Goal
Print out every record exactly as it appears.

Record excerpts
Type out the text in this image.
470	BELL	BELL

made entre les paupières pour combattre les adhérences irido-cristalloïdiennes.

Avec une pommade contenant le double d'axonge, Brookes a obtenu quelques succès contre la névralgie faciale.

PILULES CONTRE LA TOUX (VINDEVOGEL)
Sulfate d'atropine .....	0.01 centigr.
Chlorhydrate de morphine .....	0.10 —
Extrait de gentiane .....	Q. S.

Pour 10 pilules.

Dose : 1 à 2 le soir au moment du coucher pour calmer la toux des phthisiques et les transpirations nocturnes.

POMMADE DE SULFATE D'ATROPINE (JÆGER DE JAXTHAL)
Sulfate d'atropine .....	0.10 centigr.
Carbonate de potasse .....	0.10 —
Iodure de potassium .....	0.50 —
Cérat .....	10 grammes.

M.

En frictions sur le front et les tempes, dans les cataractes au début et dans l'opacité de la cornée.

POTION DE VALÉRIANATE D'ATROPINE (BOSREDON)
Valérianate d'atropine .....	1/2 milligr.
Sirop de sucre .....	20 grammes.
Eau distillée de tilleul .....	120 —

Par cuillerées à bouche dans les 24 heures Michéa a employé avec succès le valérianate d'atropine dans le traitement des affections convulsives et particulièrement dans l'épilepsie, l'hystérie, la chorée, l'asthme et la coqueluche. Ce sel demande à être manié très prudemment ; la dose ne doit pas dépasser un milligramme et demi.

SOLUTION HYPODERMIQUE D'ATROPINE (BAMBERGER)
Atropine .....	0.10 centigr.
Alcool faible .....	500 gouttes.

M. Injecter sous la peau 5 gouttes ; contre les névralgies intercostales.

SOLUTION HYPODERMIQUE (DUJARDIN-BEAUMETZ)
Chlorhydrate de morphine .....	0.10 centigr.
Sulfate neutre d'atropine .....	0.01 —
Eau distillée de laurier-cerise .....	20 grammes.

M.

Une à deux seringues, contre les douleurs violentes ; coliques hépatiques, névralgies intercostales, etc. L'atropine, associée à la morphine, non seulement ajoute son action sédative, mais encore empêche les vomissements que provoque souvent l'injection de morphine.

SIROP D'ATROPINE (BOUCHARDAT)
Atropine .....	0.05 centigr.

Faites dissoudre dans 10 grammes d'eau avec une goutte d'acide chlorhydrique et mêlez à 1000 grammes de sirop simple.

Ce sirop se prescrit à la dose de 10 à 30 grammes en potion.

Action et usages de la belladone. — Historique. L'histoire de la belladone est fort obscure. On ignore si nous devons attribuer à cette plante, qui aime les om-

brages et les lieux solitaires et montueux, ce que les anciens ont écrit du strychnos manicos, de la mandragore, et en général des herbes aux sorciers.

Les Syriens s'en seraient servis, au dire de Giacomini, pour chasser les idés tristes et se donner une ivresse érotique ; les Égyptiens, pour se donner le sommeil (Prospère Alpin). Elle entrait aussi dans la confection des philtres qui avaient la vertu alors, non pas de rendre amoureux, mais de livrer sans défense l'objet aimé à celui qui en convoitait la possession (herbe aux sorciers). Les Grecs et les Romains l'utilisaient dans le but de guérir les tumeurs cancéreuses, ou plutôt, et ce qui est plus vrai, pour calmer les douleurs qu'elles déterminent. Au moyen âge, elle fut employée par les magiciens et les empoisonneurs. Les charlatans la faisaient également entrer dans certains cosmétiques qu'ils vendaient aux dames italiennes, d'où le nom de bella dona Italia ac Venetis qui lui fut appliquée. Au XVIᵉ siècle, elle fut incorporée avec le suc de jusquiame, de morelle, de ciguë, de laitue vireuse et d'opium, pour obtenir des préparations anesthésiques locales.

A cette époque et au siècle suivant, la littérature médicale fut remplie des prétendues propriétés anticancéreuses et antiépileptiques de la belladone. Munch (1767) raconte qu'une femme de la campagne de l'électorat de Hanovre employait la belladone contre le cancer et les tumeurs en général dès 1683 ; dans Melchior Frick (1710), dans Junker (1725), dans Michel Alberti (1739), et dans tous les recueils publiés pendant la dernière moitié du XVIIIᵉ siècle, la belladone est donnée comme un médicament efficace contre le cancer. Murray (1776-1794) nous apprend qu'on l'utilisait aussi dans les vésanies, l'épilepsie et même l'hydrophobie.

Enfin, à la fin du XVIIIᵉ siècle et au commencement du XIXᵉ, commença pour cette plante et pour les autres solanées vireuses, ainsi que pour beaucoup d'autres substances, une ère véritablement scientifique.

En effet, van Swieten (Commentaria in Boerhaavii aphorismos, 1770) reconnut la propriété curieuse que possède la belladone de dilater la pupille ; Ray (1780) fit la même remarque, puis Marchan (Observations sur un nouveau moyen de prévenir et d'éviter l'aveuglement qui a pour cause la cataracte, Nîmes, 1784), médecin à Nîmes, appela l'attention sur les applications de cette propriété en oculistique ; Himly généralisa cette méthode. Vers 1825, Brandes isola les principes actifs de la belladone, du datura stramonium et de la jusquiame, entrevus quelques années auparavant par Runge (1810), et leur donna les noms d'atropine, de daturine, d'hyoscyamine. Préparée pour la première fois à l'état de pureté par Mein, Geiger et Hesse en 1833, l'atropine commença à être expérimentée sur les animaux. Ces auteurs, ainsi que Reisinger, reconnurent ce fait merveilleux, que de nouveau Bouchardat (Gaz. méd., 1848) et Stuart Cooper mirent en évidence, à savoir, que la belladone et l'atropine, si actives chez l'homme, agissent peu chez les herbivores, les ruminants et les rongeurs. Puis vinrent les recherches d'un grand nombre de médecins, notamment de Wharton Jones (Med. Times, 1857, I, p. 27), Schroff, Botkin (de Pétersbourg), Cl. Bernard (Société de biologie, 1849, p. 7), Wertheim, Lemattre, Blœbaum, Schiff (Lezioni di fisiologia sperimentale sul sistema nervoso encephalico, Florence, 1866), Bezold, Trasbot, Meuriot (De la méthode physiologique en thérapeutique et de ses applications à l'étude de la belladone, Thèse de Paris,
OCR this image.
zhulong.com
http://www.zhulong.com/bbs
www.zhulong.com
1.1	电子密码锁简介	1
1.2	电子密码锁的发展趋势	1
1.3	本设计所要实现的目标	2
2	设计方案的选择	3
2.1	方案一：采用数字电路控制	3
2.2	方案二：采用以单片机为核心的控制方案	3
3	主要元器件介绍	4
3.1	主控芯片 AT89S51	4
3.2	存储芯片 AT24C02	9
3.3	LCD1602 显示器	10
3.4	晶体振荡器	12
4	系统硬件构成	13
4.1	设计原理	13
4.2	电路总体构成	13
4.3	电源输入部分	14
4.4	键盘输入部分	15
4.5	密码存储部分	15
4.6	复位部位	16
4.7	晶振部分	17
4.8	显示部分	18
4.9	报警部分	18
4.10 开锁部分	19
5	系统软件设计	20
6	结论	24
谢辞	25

Complete answer
Type out the text in this image.
470	BELL	BELL

made entre les paupières pour combattre les adhérences irido-cristalloïdiennes.

Avec une pommade contenant le double d'axonge, Brookes a obtenu quelques succès contre la névralgie faciale.

PILULES CONTRE LA TOUX (VINDEVOGEL)
Sulfate d'atropine .....	0.01 centigr.
Chlorhydrate de morphine .....	0.10 —
Extrait de gentiane .....	Q. S.

Pour 10 pilules.

Dose : 1 à 2 le soir au moment du coucher pour calmer la toux des phthisiques et les transpirations nocturnes.

POMMADE DE SULFATE D'ATROPINE (JÆGER DE JAXTHAL)
Sulfate d'atropine .....	0.10 centigr.
Carbonate de potasse .....	0.10 —
Iodure de potassium .....	0.50 —
Cérat .....	10 grammes.

M.

En frictions sur le front et les tempes, dans les cataractes au début et dans l'opacité de la cornée.

POTION DE VALÉRIANATE D'ATROPINE (BOSREDON)
Valérianate d'atropine .....	1/2 milligr.
Sirop de sucre .....	20 grammes.
Eau distillée de tilleul .....	120 —

Par cuillerées à bouche dans les 24 heures Michéa a employé avec succès le valérianate d'atropine dans le traitement des affections convulsives et particulièrement dans l'épilepsie, l'hystérie, la chorée, l'asthme et la coqueluche. Ce sel demande à être manié très prudemment ; la dose ne doit pas dépasser un milligramme et demi.

SOLUTION HYPODERMIQUE D'ATROPINE (BAMBERGER)
Atropine .....	0.10 centigr.
Alcool faible .....	500 gouttes.

M. Injecter sous la peau 5 gouttes ; contre les névralgies intercostales.

SOLUTION HYPODERMIQUE (DUJARDIN-BEAUMETZ)
Chlorhydrate de morphine .....	0.10 centigr.
Sulfate neutre d'atropine .....	0.01 —
Eau distillée de laurier-cerise .....	20 grammes.

M.

Une à deux seringues, contre les douleurs violentes ; coliques hépatiques, névralgies intercostales, etc. L'atropine, associée à la morphine, non seulement ajoute son action sédative, mais encore empêche les vomissements que provoque souvent l'injection de morphine.

SIROP D'ATROPINE (BOUCHARDAT)
Atropine .....	0.05 centigr.

Faites dissoudre dans 10 grammes d'eau avec une goutte d'acide chlorhydrique et mêlez à 1000 grammes de sirop simple.

Ce sirop se prescrit à la dose de 10 à 30 grammes en potion.

Action et usages de la belladone. — Historique. L'histoire de la belladone est fort obscure. On ignore si nous devons attribuer à cette plante, qui aime les om-

brages et les lieux solitaires et montueux, ce que les anciens ont écrit du strychnos manicos, de la mandragore, et en général des herbes aux sorciers.

Les Syriens s'en seraient servis, au dire de Giacomini, pour chasser les idés tristes et se donner une ivresse érotique ; les Égyptiens, pour se donner le sommeil (Prospère Alpin). Elle entrait aussi dans la confection des philtres qui avaient la vertu alors, non pas de rendre amoureux, mais de livrer sans défense l'objet aimé à celui qui en convoitait la possession (herbe aux sorciers). Les Grecs et les Romains l'utilisaient dans le but de guérir les tumeurs cancéreuses, ou plutôt, et ce qui est plus vrai, pour calmer les douleurs qu'elles déterminent. Au moyen âge, elle fut employée par les magiciens et les empoisonneurs. Les charlatans la faisaient également entrer dans certains cosmétiques qu'ils vendaient aux dames italiennes, d'où le nom de bella dona Italia ac Venetis qui lui fut appliquée. Au XVIᵉ siècle, elle fut incorporée avec le suc de jusquiame, de morelle, de ciguë, de laitue vireuse et d'opium, pour obtenir des préparations anesthésiques locales.

A cette époque et au siècle suivant, la littérature médicale fut remplie des prétendues propriétés anticancéreuses et antiépileptiques de la belladone. Munch (1767) raconte qu'une femme de la campagne de l'électorat de Hanovre employait la belladone contre le cancer et les tumeurs en général dès 1683 ; dans Melchior Frick (1710), dans Junker (1725), dans Michel Alberti (1739), et dans tous les recueils publiés pendant la dernière moitié du XVIIIᵉ siècle, la belladone est donnée comme un médicament efficace contre le cancer. Murray (1776-1794) nous apprend qu'on l'utilisait aussi dans les vésanies, l'épilepsie et même l'hydrophobie.

Enfin, à la fin du XVIIIᵉ siècle et au commencement du XIXᵉ, commença pour cette plante et pour les autres solanées vireuses, ainsi que pour beaucoup d'autres substances, une ère véritablement scientifique.

En effet, van Swieten (Commentaria in Boerhaavii aphorismos, 1770) reconnut la propriété curieuse que possède la belladone de dilater la pupille ; Ray (1780) fit la même remarque, puis Marchan (Observations sur un nouveau moyen de prévenir et d'éviter l'aveuglement qui a pour cause la cataracte, Nîmes, 1784), médecin à Nîmes, appela l'attention sur les applications de cette propriété en oculistique ; Himly généralisa cette méthode. Vers 1825, Brandes isola les principes actifs de la belladone, du datura stramonium et de la jusquiame, entrevus quelques années auparavant par Runge (1810), et leur donna les noms d'atropine, de daturine, d'hyoscyamine. Préparée pour la première fois à l'état de pureté par Mein, Geiger et Hesse en 1833, l'atropine commença à être expérimentée sur les animaux. Ces auteurs, ainsi que Reisinger, reconnurent ce fait merveilleux, que de nouveau Bouchardat (Gaz. méd., 1848) et Stuart Cooper mirent en évidence, à savoir, que la belladone et l'atropine, si actives chez l'homme, agissent peu chez les herbivores, les ruminants et les rongeurs. Puis vinrent les recherches d'un grand nombre de médecins, notamment de Wharton Jones (Med. Times, 1857, I, p. 27), Schroff, Botkin (de Pétersbourg), Cl. Bernard (Société de biologie, 1849, p. 7), Wertheim, Lemattre, Blœbaum, Schiff (Lezioni di fisiologia sperimentale sul sistema nervoso encephalico, Florence, 1866), Bezold, Trasbot, Meuriot (De la méthode physiologique en thérapeutique et de ses applications à l'étude de la belladone, Thèse de Paris,
OCR this image.
zhulong.com
http://www.zhulong.com/bbs
www.zhulong.com
1.1	电子密码锁简介	1
1.2	电子密码锁的发展趋势	1
1.3	本设计所要实现的目标	2
2	设计方案的选择	3
2.1	方案一：采用数字电路控制	3
2.2	方案二：采用以单片机为核心的控制方案	3
3	主要元器件介绍	4
3.1	主控芯片 AT89S51	4
3.2	存储芯片 AT24C02	9
3.3	LCD1602 显示器	10
3.4	晶体振荡器	12
4	系统硬件构成	13
4.1	设计原理	13
4.2	电路总体构成	13
4.3	电源输入部分	14
4.4	键盘输入部分	15
4.5	密码存储部分	15
4.6	复位部位	16
4.7	晶振部分	17
4.8	显示部分	18
4.9	报警部分	18
4.10 开锁部分	19
5	系统软件设计	20
6	结论	24
谢辞	25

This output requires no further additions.